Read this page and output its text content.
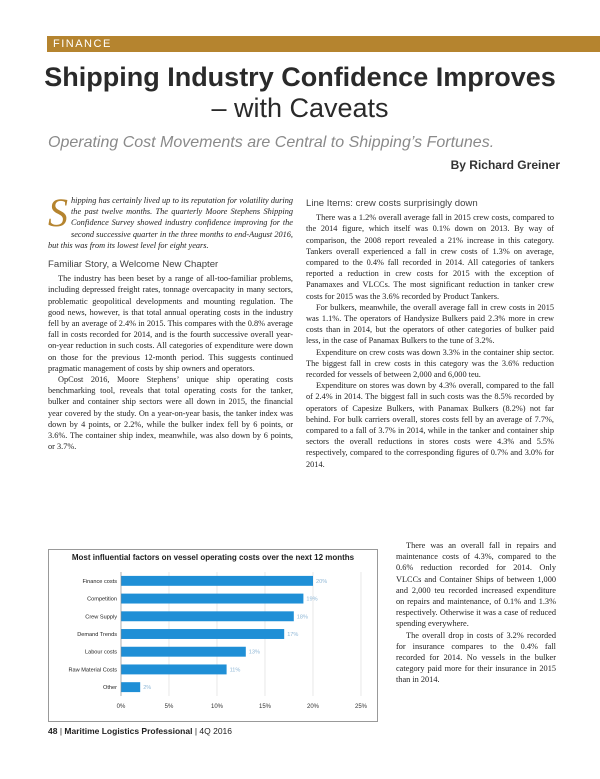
FINANCE
Shipping Industry Confidence Improves
– with Caveats
Operating Cost Movements are Central to Shipping’s Fortunes.
By Richard Greiner

Shipping has certainly lived up to its reputation for volatility during the past twelve months. The quarterly Moore Stephens Shipping Confidence Survey showed industry confidence improving for the second successive quarter in the three months to end-August 2016, but this was from its lowest level for eight years.

Familiar Story, a Welcome New Chapter

The industry has been beset by a range of all-too-familiar problems, including depressed freight rates, tonnage overcapacity in many sectors, problematic geopolitical developments and mounting regulation. The good news, however, is that total annual operating costs in the industry fell by an average of 2.4% in 2015. This compares with the 0.8% average fall in costs recorded for 2014, and is the fourth successive overall year-on-year reduction in such costs. All categories of expenditure were down on those for the previous 12-month period. This suggests continued pragmatic management of costs by ship owners and operators.

OpCost 2016, Moore Stephens’ unique ship operating costs benchmarking tool, reveals that total operating costs for the tanker, bulker and container ship sectors were all down in 2015, the financial year covered by the study. On a year-on-year basis, the tanker index was down by 4 points, or 2.2%, while the bulker index fell by 6 points, or 3.6%. The container ship index, meanwhile, was also down by 6 points, or 3.7%.

Line Items: crew costs surprisingly down

There was a 1.2% overall average fall in 2015 crew costs, compared to the 2014 figure, which itself was 0.1% down on 2013. By way of comparison, the 2008 report revealed a 21% increase in this category. Tankers overall experienced a fall in crew costs of 1.3% on average, compared to the 0.4% fall recorded in 2014. All categories of tankers reported a reduction in crew costs for 2015 with the exception of Panamaxes and VLCCs. The most significant reduction in tanker crew costs for 2015 was the 3.6% recorded by Product Tankers.

For bulkers, meanwhile, the overall average fall in crew costs in 2015 was 1.1%. The operators of Handysize Bulkers paid 2.3% more in crew costs than in 2014, but the operators of other categories of bulker paid less, in the case of Panamax Bulkers to the tune of 3.2%.

Expenditure on crew costs was down 3.3% in the container ship sector. The biggest fall in crew costs in this category was the 3.6% reduction recorded for vessels of between 2,000 and 6,000 teu.

Expenditure on stores was down by 4.3% overall, compared to the fall of 2.4% in 2014. The biggest fall in such costs was the 8.5% recorded by operators of Capesize Bulkers, with Panamax Bulkers (8.2%) not far behind. For bulk carriers overall, stores costs fell by an average of 7.7%, compared to a fall of 3.7% in 2014, while in the tanker and container ship sectors the overall reductions in stores costs were 4.3% and 5.5% respectively, compared to the corresponding figures of 0.7% and 3.0% for 2014.

Most influential factors on vessel operating costs over the next 12 months
0%	5%	10%	15%	20%	25%
Finance costs	20%
Competition	19%
Crew Supply	18%
Demand Trends	17%
Labour costs	13%
Raw Material Costs	11%
Other	2%

There was an overall fall in repairs and maintenance costs of 4.3%, compared to the 0.6% reduction recorded for 2014. Only VLCCs and Container Ships of between 1,000 and 2,000 teu recorded increased expenditure on repairs and maintenance, of 0.1% and 1.3% respectively. Otherwise it was a case of reduced spending everywhere.

The overall drop in costs of 3.2% recorded for insurance compares to the 0.4% fall recorded for 2014. No vessels in the bulker category paid more for their insurance in 2015 than in 2014.

48 | Maritime Logistics Professional | 4Q 2016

**TASK DIRECTIONS:** Only a number is wanted here: how many lines in the data above include the string "Confidence"?

**RESPONSE BELOW:** 2